== THE RECORDS
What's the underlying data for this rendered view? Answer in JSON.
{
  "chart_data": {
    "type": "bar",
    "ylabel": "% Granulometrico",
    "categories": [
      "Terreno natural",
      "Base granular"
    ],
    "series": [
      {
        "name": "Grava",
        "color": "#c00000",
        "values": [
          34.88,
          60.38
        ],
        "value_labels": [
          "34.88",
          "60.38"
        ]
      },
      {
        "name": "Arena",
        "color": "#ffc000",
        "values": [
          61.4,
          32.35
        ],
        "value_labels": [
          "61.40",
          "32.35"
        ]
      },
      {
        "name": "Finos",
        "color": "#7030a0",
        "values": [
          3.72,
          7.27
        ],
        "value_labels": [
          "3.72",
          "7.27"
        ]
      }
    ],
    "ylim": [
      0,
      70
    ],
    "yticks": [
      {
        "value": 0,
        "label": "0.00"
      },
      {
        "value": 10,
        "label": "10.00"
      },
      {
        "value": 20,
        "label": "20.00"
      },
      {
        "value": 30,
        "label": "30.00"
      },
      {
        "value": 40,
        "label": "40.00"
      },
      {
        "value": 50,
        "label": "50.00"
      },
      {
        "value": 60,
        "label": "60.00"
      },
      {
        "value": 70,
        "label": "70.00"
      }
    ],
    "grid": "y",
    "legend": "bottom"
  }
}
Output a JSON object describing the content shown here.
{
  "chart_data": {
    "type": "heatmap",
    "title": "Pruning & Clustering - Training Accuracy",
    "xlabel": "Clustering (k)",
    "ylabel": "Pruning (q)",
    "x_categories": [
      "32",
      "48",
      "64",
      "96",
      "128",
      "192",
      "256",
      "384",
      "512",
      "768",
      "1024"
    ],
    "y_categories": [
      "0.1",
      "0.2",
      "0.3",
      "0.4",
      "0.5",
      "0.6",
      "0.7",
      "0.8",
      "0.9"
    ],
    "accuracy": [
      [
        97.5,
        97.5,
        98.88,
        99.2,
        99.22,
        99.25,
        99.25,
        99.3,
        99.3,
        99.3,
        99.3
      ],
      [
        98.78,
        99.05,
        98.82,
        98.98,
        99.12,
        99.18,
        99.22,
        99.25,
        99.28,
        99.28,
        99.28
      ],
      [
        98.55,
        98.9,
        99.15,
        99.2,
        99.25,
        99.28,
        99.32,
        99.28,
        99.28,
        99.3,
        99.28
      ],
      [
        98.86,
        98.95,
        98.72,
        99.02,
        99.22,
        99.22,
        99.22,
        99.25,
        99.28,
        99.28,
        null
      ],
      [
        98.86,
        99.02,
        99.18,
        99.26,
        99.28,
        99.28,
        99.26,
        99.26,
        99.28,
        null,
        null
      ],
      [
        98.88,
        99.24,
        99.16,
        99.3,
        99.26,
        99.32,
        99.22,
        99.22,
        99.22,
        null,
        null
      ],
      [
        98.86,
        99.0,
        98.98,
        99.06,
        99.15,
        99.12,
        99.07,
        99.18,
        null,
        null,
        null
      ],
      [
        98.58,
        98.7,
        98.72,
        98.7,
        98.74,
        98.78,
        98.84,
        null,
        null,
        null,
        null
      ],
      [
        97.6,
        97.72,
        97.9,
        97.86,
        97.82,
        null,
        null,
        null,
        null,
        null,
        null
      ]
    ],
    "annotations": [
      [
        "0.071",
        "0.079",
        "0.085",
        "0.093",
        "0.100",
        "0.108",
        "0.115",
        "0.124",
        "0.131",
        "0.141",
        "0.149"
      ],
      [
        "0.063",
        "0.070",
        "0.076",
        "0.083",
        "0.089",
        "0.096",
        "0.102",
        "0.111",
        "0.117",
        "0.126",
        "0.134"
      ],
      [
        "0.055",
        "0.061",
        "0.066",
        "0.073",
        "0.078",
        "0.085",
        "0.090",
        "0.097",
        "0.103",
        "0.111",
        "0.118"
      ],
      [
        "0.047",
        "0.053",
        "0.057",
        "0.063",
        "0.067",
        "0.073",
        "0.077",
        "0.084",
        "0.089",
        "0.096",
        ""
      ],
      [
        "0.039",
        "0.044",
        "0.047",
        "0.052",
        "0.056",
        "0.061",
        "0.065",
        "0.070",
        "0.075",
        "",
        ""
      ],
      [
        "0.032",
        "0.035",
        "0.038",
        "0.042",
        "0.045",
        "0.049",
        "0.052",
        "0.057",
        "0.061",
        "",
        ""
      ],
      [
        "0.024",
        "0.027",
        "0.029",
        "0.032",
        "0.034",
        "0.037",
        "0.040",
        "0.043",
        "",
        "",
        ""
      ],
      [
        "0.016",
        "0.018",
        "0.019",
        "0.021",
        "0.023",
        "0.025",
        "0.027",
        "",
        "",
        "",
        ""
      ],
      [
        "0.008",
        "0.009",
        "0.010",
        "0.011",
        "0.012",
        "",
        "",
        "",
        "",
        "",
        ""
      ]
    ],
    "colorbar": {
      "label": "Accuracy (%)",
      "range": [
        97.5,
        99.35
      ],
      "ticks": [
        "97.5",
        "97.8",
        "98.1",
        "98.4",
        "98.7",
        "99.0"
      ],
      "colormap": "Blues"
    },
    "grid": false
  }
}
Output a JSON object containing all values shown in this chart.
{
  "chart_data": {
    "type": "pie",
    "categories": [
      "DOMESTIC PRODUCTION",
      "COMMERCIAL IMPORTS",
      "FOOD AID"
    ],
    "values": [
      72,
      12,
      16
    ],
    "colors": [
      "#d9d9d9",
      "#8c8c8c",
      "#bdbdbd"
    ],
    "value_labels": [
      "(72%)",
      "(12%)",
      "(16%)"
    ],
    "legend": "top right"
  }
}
====
Copy all of the material word for word.

What's the underlying data for this rendered view? Answer in JSON.
{
  "chart_data": {
    "type": "bar",
    "ylabel": "% Granulometrico",
    "categories": [
      "Terreno natural",
      "Base granular"
    ],
    "series": [
      {
        "name": "Grava",
        "color": "#c00000",
        "values": [
          34.88,
          60.38
        ],
        "value_labels": [
          "34.88",
          "60.38"
        ]
      },
      {
        "name": "Arena",
        "color": "#ffc000",
        "values": [
          61.4,
          32.35
        ],
        "value_labels": [
          "61.40",
          "32.35"
        ]
      },
      {
        "name": "Finos",
        "color": "#7030a0",
        "values": [
          3.72,
          7.27
        ],
        "value_labels": [
          "3.72",
          "7.27"
        ]
      }
    ],
    "ylim": [
      0,
      70
    ],
    "yticks": [
      {
        "value": 0,
        "label": "0.00"
      },
      {
        "value": 10,
        "label": "10.00"
      },
      {
        "value": 20,
        "label": "20.00"
      },
      {
        "value": 30,
        "label": "30.00"
      },
      {
        "value": 40,
        "label": "40.00"
      },
      {
        "value": 50,
        "label": "50.00"
      },
      {
        "value": 60,
        "label": "60.00"
      },
      {
        "value": 70,
        "label": "70.00"
      }
    ],
    "grid": "y",
    "legend": "bottom"
  }
}
Output a JSON object describing the content shown here.
{
  "chart_data": {
    "type": "heatmap",
    "title": "Pruning & Clustering - Training Accuracy",
    "xlabel": "Clustering (k)",
    "ylabel": "Pruning (q)",
    "x_categories": [
      "32",
      "48",
      "64",
      "96",
      "128",
      "192",
      "256",
      "384",
      "512",
      "768",
      "1024"
    ],
    "y_categories": [
      "0.1",
      "0.2",
      "0.3",
      "0.4",
      "0.5",
      "0.6",
      "0.7",
      "0.8",
      "0.9"
    ],
    "accuracy": [
      [
        97.5,
        97.5,
        98.88,
        99.2,
        99.22,
        99.25,
        99.25,
        99.3,
        99.3,
        99.3,
        99.3
      ],
      [
        98.78,
        99.05,
        98.82,
        98.98,
        99.12,
        99.18,
        99.22,
        99.25,
        99.28,
        99.28,
        99.28
      ],
      [
        98.55,
        98.9,
        99.15,
        99.2,
        99.25,
        99.28,
        99.32,
        99.28,
        99.28,
        99.3,
        99.28
      ],
      [
        98.86,
        98.95,
        98.72,
        99.02,
        99.22,
        99.22,
        99.22,
        99.25,
        99.28,
        99.28,
        null
      ],
      [
        98.86,
        99.02,
        99.18,
        99.26,
        99.28,
        99.28,
        99.26,
        99.26,
        99.28,
        null,
        null
      ],
      [
        98.88,
        99.24,
        99.16,
        99.3,
        99.26,
        99.32,
        99.22,
        99.22,
        99.22,
        null,
        null
      ],
      [
        98.86,
        99.0,
        98.98,
        99.06,
        99.15,
        99.12,
        99.07,
        99.18,
        null,
        null,
        null
      ],
      [
        98.58,
        98.7,
        98.72,
        98.7,
        98.74,
        98.78,
        98.84,
        null,
        null,
        null,
        null
      ],
      [
        97.6,
        97.72,
        97.9,
        97.86,
        97.82,
        null,
        null,
        null,
        null,
        null,
        null
      ]
    ],
    "annotations": [
      [
        "0.071",
        "0.079",
        "0.085",
        "0.093",
        "0.100",
        "0.108",
        "0.115",
        "0.124",
        "0.131",
        "0.141",
        "0.149"
      ],
      [
        "0.063",
        "0.070",
        "0.076",
        "0.083",
        "0.089",
        "0.096",
        "0.102",
        "0.111",
        "0.117",
        "0.126",
        "0.134"
      ],
      [
        "0.055",
        "0.061",
        "0.066",
        "0.073",
        "0.078",
        "0.085",
        "0.090",
        "0.097",
        "0.103",
        "0.111",
        "0.118"
      ],
      [
        "0.047",
        "0.053",
        "0.057",
        "0.063",
        "0.067",
        "0.073",
        "0.077",
        "0.084",
        "0.089",
        "0.096",
        ""
      ],
      [
        "0.039",
        "0.044",
        "0.047",
        "0.052",
        "0.056",
        "0.061",
        "0.065",
        "0.070",
        "0.075",
        "",
        ""
      ],
      [
        "0.032",
        "0.035",
        "0.038",
        "0.042",
        "0.045",
        "0.049",
        "0.052",
        "0.057",
        "0.061",
        "",
        ""
      ],
      [
        "0.024",
        "0.027",
        "0.029",
        "0.032",
        "0.034",
        "0.037",
        "0.040",
        "0.043",
        "",
        "",
        ""
      ],
      [
        "0.016",
        "0.018",
        "0.019",
        "0.021",
        "0.023",
        "0.025",
        "0.027",
        "",
        "",
        "",
        ""
      ],
      [
        "0.008",
        "0.009",
        "0.010",
        "0.011",
        "0.012",
        "",
        "",
        "",
        "",
        "",
        ""
      ]
    ],
    "colorbar": {
      "label": "Accuracy (%)",
      "range": [
        97.5,
        99.35
      ],
      "ticks": [
        "97.5",
        "97.8",
        "98.1",
        "98.4",
        "98.7",
        "99.0"
      ],
      "colormap": "Blues"
    },
    "grid": false
  }
}
Output a JSON object containing all values shown in this chart.
{
  "chart_data": {
    "type": "pie",
    "categories": [
      "DOMESTIC PRODUCTION",
      "COMMERCIAL IMPORTS",
      "FOOD AID"
    ],
    "values": [
      72,
      12,
      16
    ],
    "colors": [
      "#d9d9d9",
      "#8c8c8c",
      "#bdbdbd"
    ],
    "value_labels": [
      "(72%)",
      "(12%)",
      "(16%)"
    ],
    "legend": "top right"
  }
}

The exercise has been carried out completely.